# Aim of the exercise
Print the records below word for word, but leave out the pictures.

# Dataset content
__________

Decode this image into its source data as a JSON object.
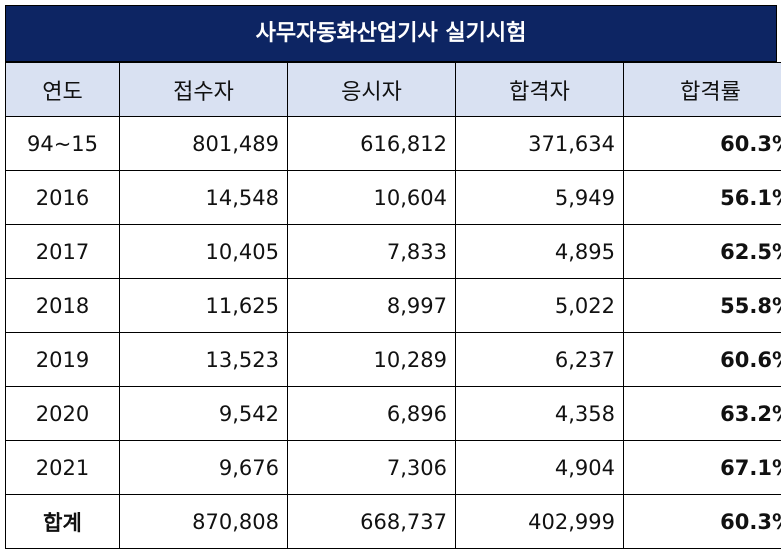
{
  "title": "사무자동화산업기사 실기시험",
  "headers": [
    "연도",
    "접수자",
    "응시자",
    "합격자",
    "합격률"
  ],
  "rows": [
    {
      "year": "94~15",
      "applicants": "801,489",
      "examinees": "616,812",
      "passed": "371,634",
      "rate": "60.3%"
    },
    {
      "year": "2016",
      "applicants": "14,548",
      "examinees": "10,604",
      "passed": "5,949",
      "rate": "56.1%"
    },
    {
      "year": "2017",
      "applicants": "10,405",
      "examinees": "7,833",
      "passed": "4,895",
      "rate": "62.5%"
    },
    {
      "year": "2018",
      "applicants": "11,625",
      "examinees": "8,997",
      "passed": "5,022",
      "rate": "55.8%"
    },
    {
      "year": "2019",
      "applicants": "13,523",
      "examinees": "10,289",
      "passed": "6,237",
      "rate": "60.6%"
    },
    {
      "year": "2020",
      "applicants": "9,542",
      "examinees": "6,896",
      "passed": "4,358",
      "rate": "63.2%"
    },
    {
      "year": "2021",
      "applicants": "9,676",
      "examinees": "7,306",
      "passed": "4,904",
      "rate": "67.1%"
    },
    {
      "year": "합계",
      "applicants": "870,808",
      "examinees": "668,737",
      "passed": "402,999",
      "rate": "60.3%"
    }
  ],
  "colors": {
    "title_bg": "#0d2563",
    "header_bg": "#d9e1f2"
  }
}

__________

# Written answer
Decode this image into its source data as a JSON object.
{
  "title": "사무자동화산업기사 실기시험",
  "headers": [
    "연도",
    "접수자",
    "응시자",
    "합격자",
    "합격률"
  ],
  "rows": [
    {
      "year": "94~15",
      "applicants": "801,489",
      "examinees": "616,812",
      "passed": "371,634",
      "rate": "60.3%"
    },
    {
      "year": "2016",
      "applicants": "14,548",
      "examinees": "10,604",
      "passed": "5,949",
      "rate": "56.1%"
    },
    {
      "year": "2017",
      "applicants": "10,405",
      "examinees": "7,833",
      "passed": "4,895",
      "rate": "62.5%"
    },
    {
      "year": "2018",
      "applicants": "11,625",
      "examinees": "8,997",
      "passed": "5,022",
      "rate": "55.8%"
    },
    {
      "year": "2019",
      "applicants": "13,523",
      "examinees": "10,289",
      "passed": "6,237",
      "rate": "60.6%"
    },
    {
      "year": "2020",
      "applicants": "9,542",
      "examinees": "6,896",
      "passed": "4,358",
      "rate": "63.2%"
    },
    {
      "year": "2021",
      "applicants": "9,676",
      "examinees": "7,306",
      "passed": "4,904",
      "rate": "67.1%"
    },
    {
      "year": "합계",
      "applicants": "870,808",
      "examinees": "668,737",
      "passed": "402,999",
      "rate": "60.3%"
    }
  ],
  "colors": {
    "title_bg": "#0d2563",
    "header_bg": "#d9e1f2"
  }
}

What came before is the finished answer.